Exercise details: Every entry needs to be reproduced exactly.

Supplied data:

=-=-=-=-=

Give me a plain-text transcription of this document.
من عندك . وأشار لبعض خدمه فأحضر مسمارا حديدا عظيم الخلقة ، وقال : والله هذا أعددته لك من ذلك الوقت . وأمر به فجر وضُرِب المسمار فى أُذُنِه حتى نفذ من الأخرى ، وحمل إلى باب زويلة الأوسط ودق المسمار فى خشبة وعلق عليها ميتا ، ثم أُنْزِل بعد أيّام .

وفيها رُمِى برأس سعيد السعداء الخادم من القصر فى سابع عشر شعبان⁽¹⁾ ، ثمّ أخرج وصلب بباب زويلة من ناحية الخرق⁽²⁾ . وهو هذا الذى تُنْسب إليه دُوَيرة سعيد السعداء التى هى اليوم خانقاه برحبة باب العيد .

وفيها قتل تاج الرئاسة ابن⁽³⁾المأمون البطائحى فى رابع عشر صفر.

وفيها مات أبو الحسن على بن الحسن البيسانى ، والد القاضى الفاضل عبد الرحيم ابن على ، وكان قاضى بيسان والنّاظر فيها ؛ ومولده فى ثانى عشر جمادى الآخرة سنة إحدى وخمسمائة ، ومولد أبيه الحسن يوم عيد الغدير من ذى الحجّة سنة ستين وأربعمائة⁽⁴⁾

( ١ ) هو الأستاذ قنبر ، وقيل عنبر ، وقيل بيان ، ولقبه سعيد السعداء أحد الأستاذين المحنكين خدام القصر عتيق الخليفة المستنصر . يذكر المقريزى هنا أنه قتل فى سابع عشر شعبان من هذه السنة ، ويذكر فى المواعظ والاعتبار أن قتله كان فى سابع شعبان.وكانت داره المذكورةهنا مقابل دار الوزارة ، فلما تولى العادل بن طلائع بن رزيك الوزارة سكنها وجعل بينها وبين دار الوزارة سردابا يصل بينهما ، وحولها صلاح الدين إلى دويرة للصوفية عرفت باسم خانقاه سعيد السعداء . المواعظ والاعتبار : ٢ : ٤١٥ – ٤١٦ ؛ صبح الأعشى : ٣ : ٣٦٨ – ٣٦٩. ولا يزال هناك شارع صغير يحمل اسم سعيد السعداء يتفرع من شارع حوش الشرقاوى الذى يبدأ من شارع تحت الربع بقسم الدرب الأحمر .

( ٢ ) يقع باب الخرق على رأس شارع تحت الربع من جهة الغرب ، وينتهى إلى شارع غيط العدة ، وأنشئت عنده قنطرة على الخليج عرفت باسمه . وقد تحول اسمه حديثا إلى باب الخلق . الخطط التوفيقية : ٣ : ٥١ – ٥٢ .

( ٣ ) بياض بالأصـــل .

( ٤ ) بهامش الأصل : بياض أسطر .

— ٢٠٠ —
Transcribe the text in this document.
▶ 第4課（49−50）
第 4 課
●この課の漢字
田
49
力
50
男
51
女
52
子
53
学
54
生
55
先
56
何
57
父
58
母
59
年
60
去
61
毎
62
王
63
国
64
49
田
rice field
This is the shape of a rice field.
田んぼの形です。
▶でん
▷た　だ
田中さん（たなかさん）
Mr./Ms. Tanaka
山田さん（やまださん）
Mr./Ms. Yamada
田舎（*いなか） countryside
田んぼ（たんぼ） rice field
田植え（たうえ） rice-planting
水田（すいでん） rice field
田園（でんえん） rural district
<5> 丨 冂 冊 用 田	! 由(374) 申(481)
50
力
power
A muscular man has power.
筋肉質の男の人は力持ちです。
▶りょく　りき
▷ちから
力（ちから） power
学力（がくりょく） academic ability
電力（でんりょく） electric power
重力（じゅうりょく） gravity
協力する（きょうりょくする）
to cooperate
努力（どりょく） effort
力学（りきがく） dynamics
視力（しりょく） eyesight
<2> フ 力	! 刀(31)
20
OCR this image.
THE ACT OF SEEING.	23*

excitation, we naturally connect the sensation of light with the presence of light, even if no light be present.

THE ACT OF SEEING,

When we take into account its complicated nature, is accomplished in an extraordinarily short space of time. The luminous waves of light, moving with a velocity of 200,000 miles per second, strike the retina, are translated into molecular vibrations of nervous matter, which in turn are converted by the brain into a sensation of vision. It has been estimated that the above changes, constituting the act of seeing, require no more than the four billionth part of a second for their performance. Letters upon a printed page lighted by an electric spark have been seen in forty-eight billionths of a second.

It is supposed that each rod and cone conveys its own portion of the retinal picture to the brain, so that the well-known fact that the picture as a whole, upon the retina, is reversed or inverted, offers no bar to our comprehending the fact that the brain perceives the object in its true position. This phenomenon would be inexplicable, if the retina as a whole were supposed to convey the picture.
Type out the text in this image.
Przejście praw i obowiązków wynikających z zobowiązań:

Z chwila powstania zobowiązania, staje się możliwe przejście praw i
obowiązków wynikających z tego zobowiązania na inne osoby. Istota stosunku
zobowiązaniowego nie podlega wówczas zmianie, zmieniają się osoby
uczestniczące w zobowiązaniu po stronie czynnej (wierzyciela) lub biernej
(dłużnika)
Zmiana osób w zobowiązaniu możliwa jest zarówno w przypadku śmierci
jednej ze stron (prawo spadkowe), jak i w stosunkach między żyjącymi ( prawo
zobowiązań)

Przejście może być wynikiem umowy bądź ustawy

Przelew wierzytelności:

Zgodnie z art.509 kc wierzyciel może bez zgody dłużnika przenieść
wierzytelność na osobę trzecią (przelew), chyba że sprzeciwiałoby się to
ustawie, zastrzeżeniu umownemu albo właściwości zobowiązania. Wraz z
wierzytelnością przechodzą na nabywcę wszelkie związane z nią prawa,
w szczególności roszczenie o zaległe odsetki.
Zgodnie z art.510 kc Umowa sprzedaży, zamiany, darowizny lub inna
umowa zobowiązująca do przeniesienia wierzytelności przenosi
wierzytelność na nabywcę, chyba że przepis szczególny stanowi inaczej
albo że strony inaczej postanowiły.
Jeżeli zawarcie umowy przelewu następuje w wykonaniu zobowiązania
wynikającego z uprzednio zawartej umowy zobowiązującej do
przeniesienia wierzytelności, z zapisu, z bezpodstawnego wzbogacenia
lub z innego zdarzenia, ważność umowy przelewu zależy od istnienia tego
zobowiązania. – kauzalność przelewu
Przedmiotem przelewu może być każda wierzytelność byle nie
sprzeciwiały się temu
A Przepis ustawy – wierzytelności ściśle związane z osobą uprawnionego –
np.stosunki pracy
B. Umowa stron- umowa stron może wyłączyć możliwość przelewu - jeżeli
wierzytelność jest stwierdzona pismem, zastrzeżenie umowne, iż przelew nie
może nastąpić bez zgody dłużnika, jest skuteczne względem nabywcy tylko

=-=-=-=-=

Solution for this exercise:
Give me a plain-text transcription of this document.
من عندك . وأشار لبعض خدمه فأحضر مسمارا حديدا عظيم الخلقة ، وقال : والله هذا أعددته لك من ذلك الوقت . وأمر به فجر وضُرِب المسمار فى أُذُنِه حتى نفذ من الأخرى ، وحمل إلى باب زويلة الأوسط ودق المسمار فى خشبة وعلق عليها ميتا ، ثم أُنْزِل بعد أيّام .

وفيها رُمِى برأس سعيد السعداء الخادم من القصر فى سابع عشر شعبان⁽¹⁾ ، ثمّ أخرج وصلب بباب زويلة من ناحية الخرق⁽²⁾ . وهو هذا الذى تُنْسب إليه دُوَيرة سعيد السعداء التى هى اليوم خانقاه برحبة باب العيد .

وفيها قتل تاج الرئاسة ابن⁽³⁾المأمون البطائحى فى رابع عشر صفر.

وفيها مات أبو الحسن على بن الحسن البيسانى ، والد القاضى الفاضل عبد الرحيم ابن على ، وكان قاضى بيسان والنّاظر فيها ؛ ومولده فى ثانى عشر جمادى الآخرة سنة إحدى وخمسمائة ، ومولد أبيه الحسن يوم عيد الغدير من ذى الحجّة سنة ستين وأربعمائة⁽⁴⁾

( ١ ) هو الأستاذ قنبر ، وقيل عنبر ، وقيل بيان ، ولقبه سعيد السعداء أحد الأستاذين المحنكين خدام القصر عتيق الخليفة المستنصر . يذكر المقريزى هنا أنه قتل فى سابع عشر شعبان من هذه السنة ، ويذكر فى المواعظ والاعتبار أن قتله كان فى سابع شعبان.وكانت داره المذكورةهنا مقابل دار الوزارة ، فلما تولى العادل بن طلائع بن رزيك الوزارة سكنها وجعل بينها وبين دار الوزارة سردابا يصل بينهما ، وحولها صلاح الدين إلى دويرة للصوفية عرفت باسم خانقاه سعيد السعداء . المواعظ والاعتبار : ٢ : ٤١٥ – ٤١٦ ؛ صبح الأعشى : ٣ : ٣٦٨ – ٣٦٩. ولا يزال هناك شارع صغير يحمل اسم سعيد السعداء يتفرع من شارع حوش الشرقاوى الذى يبدأ من شارع تحت الربع بقسم الدرب الأحمر .

( ٢ ) يقع باب الخرق على رأس شارع تحت الربع من جهة الغرب ، وينتهى إلى شارع غيط العدة ، وأنشئت عنده قنطرة على الخليج عرفت باسمه . وقد تحول اسمه حديثا إلى باب الخلق . الخطط التوفيقية : ٣ : ٥١ – ٥٢ .

( ٣ ) بياض بالأصـــل .

( ٤ ) بهامش الأصل : بياض أسطر .

— ٢٠٠ —
Transcribe the text in this document.
▶ 第4課（49−50）
第 4 課
●この課の漢字
田
49
力
50
男
51
女
52
子
53
学
54
生
55
先
56
何
57
父
58
母
59
年
60
去
61
毎
62
王
63
国
64
49
田
rice field
This is the shape of a rice field.
田んぼの形です。
▶でん
▷た　だ
田中さん（たなかさん）
Mr./Ms. Tanaka
山田さん（やまださん）
Mr./Ms. Yamada
田舎（*いなか） countryside
田んぼ（たんぼ） rice field
田植え（たうえ） rice-planting
水田（すいでん） rice field
田園（でんえん） rural district
<5> 丨 冂 冊 用 田	! 由(374) 申(481)
50
力
power
A muscular man has power.
筋肉質の男の人は力持ちです。
▶りょく　りき
▷ちから
力（ちから） power
学力（がくりょく） academic ability
電力（でんりょく） electric power
重力（じゅうりょく） gravity
協力する（きょうりょくする）
to cooperate
努力（どりょく） effort
力学（りきがく） dynamics
視力（しりょく） eyesight
<2> フ 力	! 刀(31)
20
OCR this image.
THE ACT OF SEEING.	23*

excitation, we naturally connect the sensation of light with the presence of light, even if no light be present.

THE ACT OF SEEING,

When we take into account its complicated nature, is accomplished in an extraordinarily short space of time. The luminous waves of light, moving with a velocity of 200,000 miles per second, strike the retina, are translated into molecular vibrations of nervous matter, which in turn are converted by the brain into a sensation of vision. It has been estimated that the above changes, constituting the act of seeing, require no more than the four billionth part of a second for their performance. Letters upon a printed page lighted by an electric spark have been seen in forty-eight billionths of a second.

It is supposed that each rod and cone conveys its own portion of the retinal picture to the brain, so that the well-known fact that the picture as a whole, upon the retina, is reversed or inverted, offers no bar to our comprehending the fact that the brain perceives the object in its true position. This phenomenon would be inexplicable, if the retina as a whole were supposed to convey the picture.
Type out the text in this image.
Przejście praw i obowiązków wynikających z zobowiązań:

Z chwila powstania zobowiązania, staje się możliwe przejście praw i
obowiązków wynikających z tego zobowiązania na inne osoby. Istota stosunku
zobowiązaniowego nie podlega wówczas zmianie, zmieniają się osoby
uczestniczące w zobowiązaniu po stronie czynnej (wierzyciela) lub biernej
(dłużnika)
Zmiana osób w zobowiązaniu możliwa jest zarówno w przypadku śmierci
jednej ze stron (prawo spadkowe), jak i w stosunkach między żyjącymi ( prawo
zobowiązań)

Przejście może być wynikiem umowy bądź ustawy

Przelew wierzytelności:

Zgodnie z art.509 kc wierzyciel może bez zgody dłużnika przenieść
wierzytelność na osobę trzecią (przelew), chyba że sprzeciwiałoby się to
ustawie, zastrzeżeniu umownemu albo właściwości zobowiązania. Wraz z
wierzytelnością przechodzą na nabywcę wszelkie związane z nią prawa,
w szczególności roszczenie o zaległe odsetki.
Zgodnie z art.510 kc Umowa sprzedaży, zamiany, darowizny lub inna
umowa zobowiązująca do przeniesienia wierzytelności przenosi
wierzytelność na nabywcę, chyba że przepis szczególny stanowi inaczej
albo że strony inaczej postanowiły.
Jeżeli zawarcie umowy przelewu następuje w wykonaniu zobowiązania
wynikającego z uprzednio zawartej umowy zobowiązującej do
przeniesienia wierzytelności, z zapisu, z bezpodstawnego wzbogacenia
lub z innego zdarzenia, ważność umowy przelewu zależy od istnienia tego
zobowiązania. – kauzalność przelewu
Przedmiotem przelewu może być każda wierzytelność byle nie
sprzeciwiały się temu
A Przepis ustawy – wierzytelności ściśle związane z osobą uprawnionego –
np.stosunki pracy
B. Umowa stron- umowa stron może wyłączyć możliwość przelewu - jeżeli
wierzytelność jest stwierdzona pismem, zastrzeżenie umowne, iż przelew nie
może nastąpić bez zgody dłużnika, jest skuteczne względem nabywcy tylko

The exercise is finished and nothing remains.